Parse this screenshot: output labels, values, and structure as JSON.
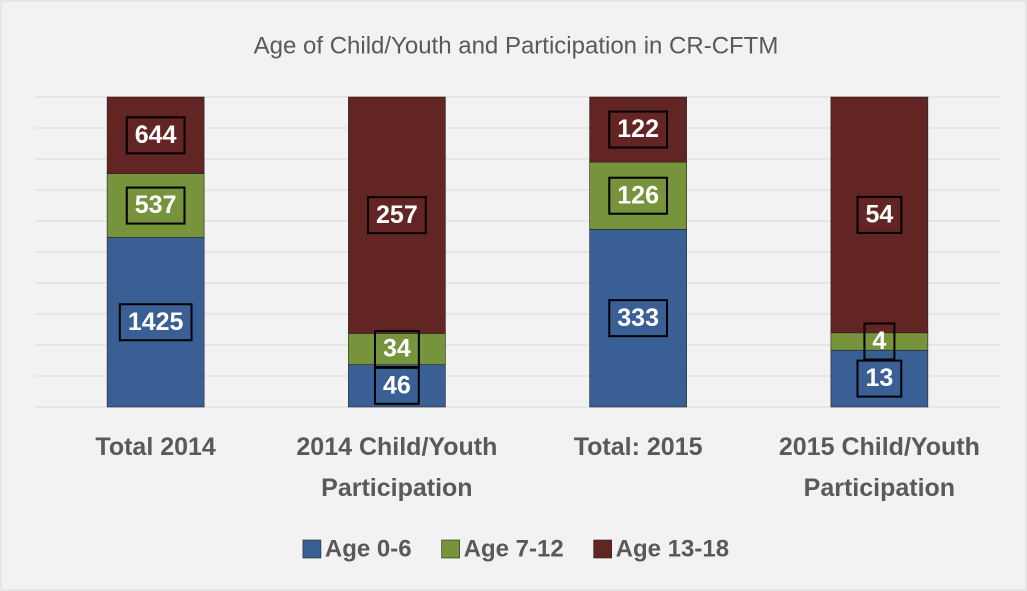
{
  "chart_data": {
    "type": "stacked_bar_100",
    "title": "Age of Child/Youth and Participation in CR-CFTM",
    "categories": [
      "Total 2014",
      "2014 Child/Youth Participation",
      "Total: 2015",
      "2015 Child/Youth Participation"
    ],
    "series": [
      {
        "name": "Age 0-6",
        "color": "#3a5f94",
        "values": [
          1425,
          46,
          333,
          13
        ]
      },
      {
        "name": "Age 7-12",
        "color": "#77933c",
        "values": [
          537,
          34,
          126,
          4
        ]
      },
      {
        "name": "Age 13-18",
        "color": "#632523",
        "values": [
          644,
          257,
          122,
          54
        ]
      }
    ],
    "ylim": [
      0,
      100
    ],
    "yticks": [
      0,
      10,
      20,
      30,
      40,
      50,
      60,
      70,
      80,
      90,
      100
    ],
    "tick_labels": false,
    "grid": true,
    "legend": "bottom"
  }
}
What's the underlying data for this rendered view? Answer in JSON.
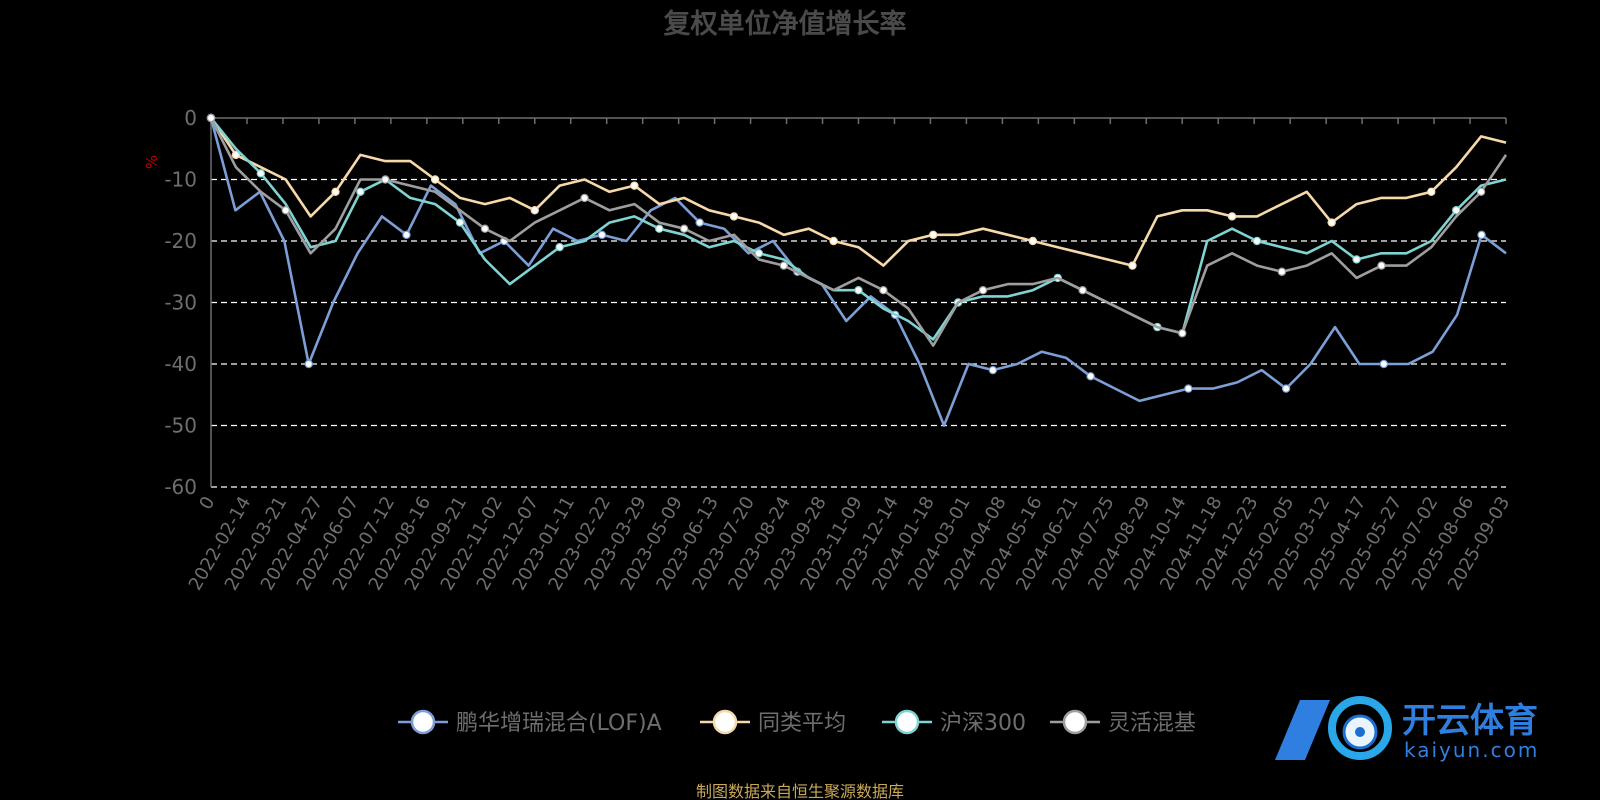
{
  "chart_data": {
    "type": "line",
    "title": "复权单位净值增长率",
    "ylabel": "%",
    "ylim": [
      -60,
      0
    ],
    "yticks": [
      0,
      -10,
      -20,
      -30,
      -40,
      -50,
      -60
    ],
    "xticks": [
      "0",
      "2022-02-14",
      "2022-03-21",
      "2022-04-27",
      "2022-06-07",
      "2022-07-12",
      "2022-08-16",
      "2022-09-21",
      "2022-11-02",
      "2022-12-07",
      "2023-01-11",
      "2023-02-22",
      "2023-03-29",
      "2023-05-09",
      "2023-06-13",
      "2023-07-20",
      "2023-08-24",
      "2023-09-28",
      "2023-11-09",
      "2023-12-14",
      "2024-01-18",
      "2024-03-01",
      "2024-04-08",
      "2024-05-16",
      "2024-06-21",
      "2024-07-25",
      "2024-08-29",
      "2024-10-14",
      "2024-11-18",
      "2024-12-23",
      "2025-02-05",
      "2025-03-12",
      "2025-04-17",
      "2025-05-27",
      "2025-07-02",
      "2025-08-06",
      "2025-09-03"
    ],
    "grid": "dashed horizontal",
    "legend_position": "bottom",
    "series": [
      {
        "name": "鹏华增瑞混合(LOF)A",
        "color": "#7b9fd6",
        "values": [
          0,
          -15,
          -12,
          -20,
          -40,
          -30,
          -22,
          -16,
          -19,
          -11,
          -14,
          -22,
          -20,
          -24,
          -18,
          -20,
          -19,
          -20,
          -15,
          -13,
          -17,
          -18,
          -22,
          -20,
          -25,
          -27,
          -33,
          -29,
          -32,
          -40,
          -50,
          -40,
          -41,
          -40,
          -38,
          -39,
          -42,
          -44,
          -46,
          -45,
          -44,
          -44,
          -43,
          -41,
          -44,
          -40,
          -34,
          -40,
          -40,
          -40,
          -38,
          -32,
          -19,
          -22
        ]
      },
      {
        "name": "同类平均",
        "color": "#f7d8a8",
        "values": [
          0,
          -6,
          -8,
          -10,
          -16,
          -12,
          -6,
          -7,
          -7,
          -10,
          -13,
          -14,
          -13,
          -15,
          -11,
          -10,
          -12,
          -11,
          -14,
          -13,
          -15,
          -16,
          -17,
          -19,
          -18,
          -20,
          -21,
          -24,
          -20,
          -19,
          -19,
          -18,
          -19,
          -20,
          -21,
          -22,
          -23,
          -24,
          -16,
          -15,
          -15,
          -16,
          -16,
          -14,
          -12,
          -17,
          -14,
          -13,
          -13,
          -12,
          -8,
          -3,
          -4
        ]
      },
      {
        "name": "沪深300",
        "color": "#7fd3d3",
        "values": [
          0,
          -5,
          -9,
          -14,
          -21,
          -20,
          -12,
          -10,
          -13,
          -14,
          -17,
          -23,
          -27,
          -24,
          -21,
          -20,
          -17,
          -16,
          -18,
          -19,
          -21,
          -20,
          -22,
          -23,
          -26,
          -28,
          -28,
          -31,
          -33,
          -36,
          -30,
          -29,
          -29,
          -28,
          -26,
          -28,
          -30,
          -32,
          -34,
          -35,
          -20,
          -18,
          -20,
          -21,
          -22,
          -20,
          -23,
          -22,
          -22,
          -20,
          -15,
          -11,
          -10
        ]
      },
      {
        "name": "灵活混基",
        "color": "#9e9e9e",
        "values": [
          0,
          -8,
          -12,
          -15,
          -22,
          -18,
          -10,
          -10,
          -11,
          -12,
          -15,
          -18,
          -20,
          -17,
          -15,
          -13,
          -15,
          -14,
          -17,
          -18,
          -20,
          -19,
          -23,
          -24,
          -26,
          -28,
          -26,
          -28,
          -31,
          -37,
          -30,
          -28,
          -27,
          -27,
          -26,
          -28,
          -30,
          -32,
          -34,
          -35,
          -24,
          -22,
          -24,
          -25,
          -24,
          -22,
          -26,
          -24,
          -24,
          -21,
          -16,
          -12,
          -6
        ]
      }
    ]
  },
  "footer": {
    "source": "制图数据来自恒生聚源数据库"
  },
  "logo": {
    "text": "开云体育",
    "sub": "kaiyun.com"
  }
}
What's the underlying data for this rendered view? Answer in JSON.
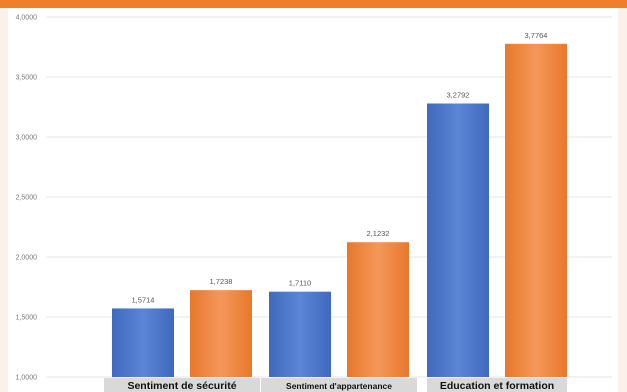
{
  "chart_data": {
    "type": "bar",
    "title": "",
    "xlabel": "",
    "ylabel": "",
    "categories": [
      "Sentiment de sécurité",
      "Sentiment d'appartenance",
      "Education et formation"
    ],
    "series": [
      {
        "values": [
          1.5714,
          1.711,
          3.2792
        ]
      },
      {
        "values": [
          1.7238,
          2.1232,
          3.7764
        ]
      }
    ],
    "value_labels": [
      [
        "1,5714",
        "1,7110",
        "3,2792"
      ],
      [
        "1,7238",
        "2,1232",
        "3,7764"
      ]
    ],
    "y_ticks": [
      "1,0000",
      "1,5000",
      "2,0000",
      "2,5000",
      "3,0000",
      "3,5000",
      "4,0000"
    ],
    "ylim": [
      1.0,
      4.0
    ],
    "grid": true,
    "legend": "none",
    "colors": {
      "series_1": "#4472c4",
      "series_2": "#ed7d31",
      "grid": "#e6e6e6",
      "category_box": "#d9d9d9",
      "accent_band": "#f07f2b"
    }
  }
}
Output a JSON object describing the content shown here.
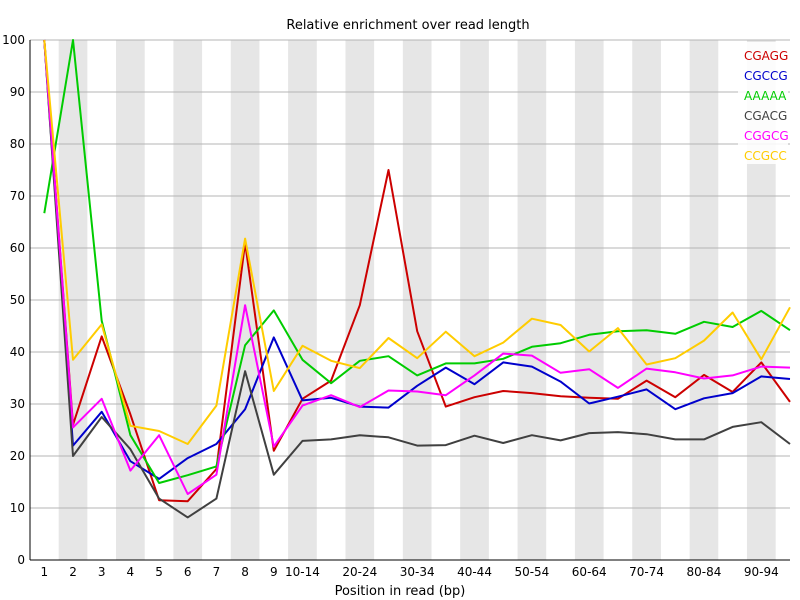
{
  "chart_data": {
    "type": "line",
    "title": "Relative enrichment over read length",
    "xlabel": "Position in read (bp)",
    "ylabel": "",
    "ylim": [
      0,
      100
    ],
    "y_ticks": [
      "0",
      "10",
      "20",
      "30",
      "40",
      "50",
      "60",
      "70",
      "80",
      "90",
      "100"
    ],
    "categories": [
      "1",
      "2",
      "3",
      "4",
      "5",
      "6",
      "7",
      "8",
      "9",
      "10-14",
      "15-19",
      "20-24",
      "25-29",
      "30-34",
      "35-39",
      "40-44",
      "45-49",
      "50-54",
      "55-59",
      "60-64",
      "65-69",
      "70-74",
      "75-79",
      "80-84",
      "85-89",
      "90-94",
      "95-99"
    ],
    "x_tick_labels": [
      "1",
      "2",
      "3",
      "4",
      "5",
      "6",
      "7",
      "8",
      "9",
      "10-14",
      "",
      "20-24",
      "",
      "30-34",
      "",
      "40-44",
      "",
      "50-54",
      "",
      "60-64",
      "",
      "70-74",
      "",
      "80-84",
      "",
      "90-94",
      ""
    ],
    "grid": "alternating vertical bands",
    "band_color": "#e6e6e6",
    "legend_position": "top-right",
    "series": [
      {
        "name": "CGAGG",
        "color": "#cc0000",
        "values": [
          100,
          26,
          43,
          28,
          11.5,
          11.3,
          17.5,
          61,
          21,
          31,
          34.5,
          49,
          75,
          44,
          29.5,
          31.3,
          32.5,
          32.1,
          31.5,
          31.2,
          31,
          34.5,
          31.3,
          35.6,
          32.3,
          38,
          30.4
        ]
      },
      {
        "name": "CGCCG",
        "color": "#0000cc",
        "values": [
          100,
          22,
          28.5,
          19,
          15.6,
          19.6,
          22.3,
          29,
          42.8,
          30.7,
          31.2,
          29.5,
          29.3,
          33.5,
          37,
          33.8,
          38,
          37.2,
          34.3,
          30.1,
          31.4,
          32.8,
          29,
          31.1,
          32.1,
          35.3,
          34.8
        ]
      },
      {
        "name": "AAAAA",
        "color": "#00cc00",
        "values": [
          66.7,
          100,
          46,
          24,
          14.8,
          16.3,
          18,
          41.3,
          48,
          38.5,
          34,
          38.3,
          39.2,
          35.5,
          37.8,
          37.8,
          38.7,
          41,
          41.7,
          43.3,
          44,
          44.2,
          43.5,
          45.8,
          44.8,
          47.9,
          44.2
        ]
      },
      {
        "name": "CGACG",
        "color": "#404040",
        "values": [
          100,
          20,
          27.5,
          21.3,
          11.8,
          8.2,
          11.8,
          36.3,
          16.4,
          22.9,
          23.2,
          24,
          23.6,
          22,
          22.1,
          23.9,
          22.5,
          24,
          23,
          24.4,
          24.6,
          24.2,
          23.2,
          23.2,
          25.6,
          26.5,
          22.3
        ]
      },
      {
        "name": "CGGCG",
        "color": "#ff00ff",
        "values": [
          100,
          25.5,
          31,
          17.2,
          24,
          12.7,
          16.4,
          49,
          21.8,
          29.7,
          31.7,
          29.4,
          32.6,
          32.4,
          31.7,
          35.5,
          39.7,
          39.3,
          36,
          36.7,
          33.1,
          36.8,
          36.1,
          34.9,
          35.5,
          37.2,
          37
        ]
      },
      {
        "name": "CCGCC",
        "color": "#ffcc00",
        "values": [
          100,
          38.5,
          45.3,
          25.8,
          24.8,
          22.3,
          29.7,
          61.8,
          32.5,
          41.2,
          38.3,
          36.9,
          42.7,
          38.8,
          43.9,
          39.2,
          41.8,
          46.4,
          45.2,
          40.1,
          44.6,
          37.6,
          38.8,
          42.2,
          47.6,
          38.6,
          48.6
        ]
      }
    ]
  }
}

> [To do] Count how many lines above contain the word "JSON". Reply with the number alone.

> [Problem solution] 4